* **WRITTEN REQUEST**: Provide the records once more, identical to the original.

* **EXERCISE INPUTS**:
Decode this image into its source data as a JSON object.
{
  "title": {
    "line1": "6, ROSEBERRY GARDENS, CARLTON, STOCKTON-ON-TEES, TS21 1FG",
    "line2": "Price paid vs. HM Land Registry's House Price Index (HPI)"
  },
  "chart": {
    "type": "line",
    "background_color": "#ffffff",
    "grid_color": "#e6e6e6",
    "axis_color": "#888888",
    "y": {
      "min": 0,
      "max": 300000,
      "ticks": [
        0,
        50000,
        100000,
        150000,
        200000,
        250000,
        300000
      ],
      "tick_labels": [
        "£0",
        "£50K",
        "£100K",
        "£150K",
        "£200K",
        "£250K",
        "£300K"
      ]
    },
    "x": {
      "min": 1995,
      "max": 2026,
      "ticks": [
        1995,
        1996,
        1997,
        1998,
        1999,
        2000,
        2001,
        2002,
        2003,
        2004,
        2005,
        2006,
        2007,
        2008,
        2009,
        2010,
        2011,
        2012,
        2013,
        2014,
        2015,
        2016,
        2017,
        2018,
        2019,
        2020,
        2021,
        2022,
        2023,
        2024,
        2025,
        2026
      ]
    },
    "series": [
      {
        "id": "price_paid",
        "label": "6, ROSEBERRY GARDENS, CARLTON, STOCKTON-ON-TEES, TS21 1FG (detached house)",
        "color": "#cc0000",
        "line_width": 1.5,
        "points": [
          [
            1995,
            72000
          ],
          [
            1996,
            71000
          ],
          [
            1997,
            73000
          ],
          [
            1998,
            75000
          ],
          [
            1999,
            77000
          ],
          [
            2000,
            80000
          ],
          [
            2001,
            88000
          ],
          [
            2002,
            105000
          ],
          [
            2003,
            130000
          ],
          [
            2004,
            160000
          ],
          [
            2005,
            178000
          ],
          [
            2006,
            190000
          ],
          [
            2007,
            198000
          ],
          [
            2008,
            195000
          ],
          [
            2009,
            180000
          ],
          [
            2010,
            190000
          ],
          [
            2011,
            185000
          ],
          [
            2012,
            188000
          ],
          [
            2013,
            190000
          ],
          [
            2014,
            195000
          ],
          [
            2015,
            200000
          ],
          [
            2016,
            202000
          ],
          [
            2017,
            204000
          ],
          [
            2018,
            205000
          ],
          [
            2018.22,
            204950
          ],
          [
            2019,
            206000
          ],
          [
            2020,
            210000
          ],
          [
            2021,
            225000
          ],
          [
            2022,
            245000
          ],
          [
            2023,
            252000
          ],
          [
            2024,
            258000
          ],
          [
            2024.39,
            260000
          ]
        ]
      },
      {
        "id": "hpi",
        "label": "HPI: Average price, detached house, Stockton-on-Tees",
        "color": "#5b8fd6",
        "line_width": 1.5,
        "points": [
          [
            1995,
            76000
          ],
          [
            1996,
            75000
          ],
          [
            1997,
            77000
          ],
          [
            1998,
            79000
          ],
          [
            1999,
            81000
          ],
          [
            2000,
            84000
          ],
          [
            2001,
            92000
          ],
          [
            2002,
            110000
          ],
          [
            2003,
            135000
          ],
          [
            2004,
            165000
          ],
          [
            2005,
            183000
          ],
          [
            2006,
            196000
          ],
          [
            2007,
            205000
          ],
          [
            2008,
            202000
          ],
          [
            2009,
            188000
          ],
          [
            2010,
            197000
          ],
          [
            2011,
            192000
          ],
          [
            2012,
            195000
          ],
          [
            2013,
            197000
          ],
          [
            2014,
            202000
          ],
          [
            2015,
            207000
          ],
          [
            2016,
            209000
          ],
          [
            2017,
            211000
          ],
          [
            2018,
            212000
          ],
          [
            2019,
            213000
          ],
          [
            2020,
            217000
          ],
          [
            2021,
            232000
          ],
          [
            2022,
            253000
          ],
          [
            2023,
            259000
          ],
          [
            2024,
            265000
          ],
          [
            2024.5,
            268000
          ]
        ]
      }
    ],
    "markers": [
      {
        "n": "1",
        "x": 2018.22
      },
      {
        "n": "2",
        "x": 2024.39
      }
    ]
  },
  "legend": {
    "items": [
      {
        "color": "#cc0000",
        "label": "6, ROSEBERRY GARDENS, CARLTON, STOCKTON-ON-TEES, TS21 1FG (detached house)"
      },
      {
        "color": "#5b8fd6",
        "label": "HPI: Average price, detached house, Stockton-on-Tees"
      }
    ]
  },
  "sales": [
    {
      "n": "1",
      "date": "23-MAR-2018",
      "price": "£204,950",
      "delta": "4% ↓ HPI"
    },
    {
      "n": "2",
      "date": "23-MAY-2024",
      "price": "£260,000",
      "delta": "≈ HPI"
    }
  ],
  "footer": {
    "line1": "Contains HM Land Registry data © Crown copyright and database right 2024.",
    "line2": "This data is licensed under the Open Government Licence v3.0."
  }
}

* **TASK ANSWER**:
Decode this image into its source data as a JSON object.
{
  "title": {
    "line1": "6, ROSEBERRY GARDENS, CARLTON, STOCKTON-ON-TEES, TS21 1FG",
    "line2": "Price paid vs. HM Land Registry's House Price Index (HPI)"
  },
  "chart": {
    "type": "line",
    "background_color": "#ffffff",
    "grid_color": "#e6e6e6",
    "axis_color": "#888888",
    "y": {
      "min": 0,
      "max": 300000,
      "ticks": [
        0,
        50000,
        100000,
        150000,
        200000,
        250000,
        300000
      ],
      "tick_labels": [
        "£0",
        "£50K",
        "£100K",
        "£150K",
        "£200K",
        "£250K",
        "£300K"
      ]
    },
    "x": {
      "min": 1995,
      "max": 2026,
      "ticks": [
        1995,
        1996,
        1997,
        1998,
        1999,
        2000,
        2001,
        2002,
        2003,
        2004,
        2005,
        2006,
        2007,
        2008,
        2009,
        2010,
        2011,
        2012,
        2013,
        2014,
        2015,
        2016,
        2017,
        2018,
        2019,
        2020,
        2021,
        2022,
        2023,
        2024,
        2025,
        2026
      ]
    },
    "series": [
      {
        "id": "price_paid",
        "label": "6, ROSEBERRY GARDENS, CARLTON, STOCKTON-ON-TEES, TS21 1FG (detached house)",
        "color": "#cc0000",
        "line_width": 1.5,
        "points": [
          [
            1995,
            72000
          ],
          [
            1996,
            71000
          ],
          [
            1997,
            73000
          ],
          [
            1998,
            75000
          ],
          [
            1999,
            77000
          ],
          [
            2000,
            80000
          ],
          [
            2001,
            88000
          ],
          [
            2002,
            105000
          ],
          [
            2003,
            130000
          ],
          [
            2004,
            160000
          ],
          [
            2005,
            178000
          ],
          [
            2006,
            190000
          ],
          [
            2007,
            198000
          ],
          [
            2008,
            195000
          ],
          [
            2009,
            180000
          ],
          [
            2010,
            190000
          ],
          [
            2011,
            185000
          ],
          [
            2012,
            188000
          ],
          [
            2013,
            190000
          ],
          [
            2014,
            195000
          ],
          [
            2015,
            200000
          ],
          [
            2016,
            202000
          ],
          [
            2017,
            204000
          ],
          [
            2018,
            205000
          ],
          [
            2018.22,
            204950
          ],
          [
            2019,
            206000
          ],
          [
            2020,
            210000
          ],
          [
            2021,
            225000
          ],
          [
            2022,
            245000
          ],
          [
            2023,
            252000
          ],
          [
            2024,
            258000
          ],
          [
            2024.39,
            260000
          ]
        ]
      },
      {
        "id": "hpi",
        "label": "HPI: Average price, detached house, Stockton-on-Tees",
        "color": "#5b8fd6",
        "line_width": 1.5,
        "points": [
          [
            1995,
            76000
          ],
          [
            1996,
            75000
          ],
          [
            1997,
            77000
          ],
          [
            1998,
            79000
          ],
          [
            1999,
            81000
          ],
          [
            2000,
            84000
          ],
          [
            2001,
            92000
          ],
          [
            2002,
            110000
          ],
          [
            2003,
            135000
          ],
          [
            2004,
            165000
          ],
          [
            2005,
            183000
          ],
          [
            2006,
            196000
          ],
          [
            2007,
            205000
          ],
          [
            2008,
            202000
          ],
          [
            2009,
            188000
          ],
          [
            2010,
            197000
          ],
          [
            2011,
            192000
          ],
          [
            2012,
            195000
          ],
          [
            2013,
            197000
          ],
          [
            2014,
            202000
          ],
          [
            2015,
            207000
          ],
          [
            2016,
            209000
          ],
          [
            2017,
            211000
          ],
          [
            2018,
            212000
          ],
          [
            2019,
            213000
          ],
          [
            2020,
            217000
          ],
          [
            2021,
            232000
          ],
          [
            2022,
            253000
          ],
          [
            2023,
            259000
          ],
          [
            2024,
            265000
          ],
          [
            2024.5,
            268000
          ]
        ]
      }
    ],
    "markers": [
      {
        "n": "1",
        "x": 2018.22
      },
      {
        "n": "2",
        "x": 2024.39
      }
    ]
  },
  "legend": {
    "items": [
      {
        "color": "#cc0000",
        "label": "6, ROSEBERRY GARDENS, CARLTON, STOCKTON-ON-TEES, TS21 1FG (detached house)"
      },
      {
        "color": "#5b8fd6",
        "label": "HPI: Average price, detached house, Stockton-on-Tees"
      }
    ]
  },
  "sales": [
    {
      "n": "1",
      "date": "23-MAR-2018",
      "price": "£204,950",
      "delta": "4% ↓ HPI"
    },
    {
      "n": "2",
      "date": "23-MAY-2024",
      "price": "£260,000",
      "delta": "≈ HPI"
    }
  ],
  "footer": {
    "line1": "Contains HM Land Registry data © Crown copyright and database right 2024.",
    "line2": "This data is licensed under the Open Government Licence v3.0."
  }
}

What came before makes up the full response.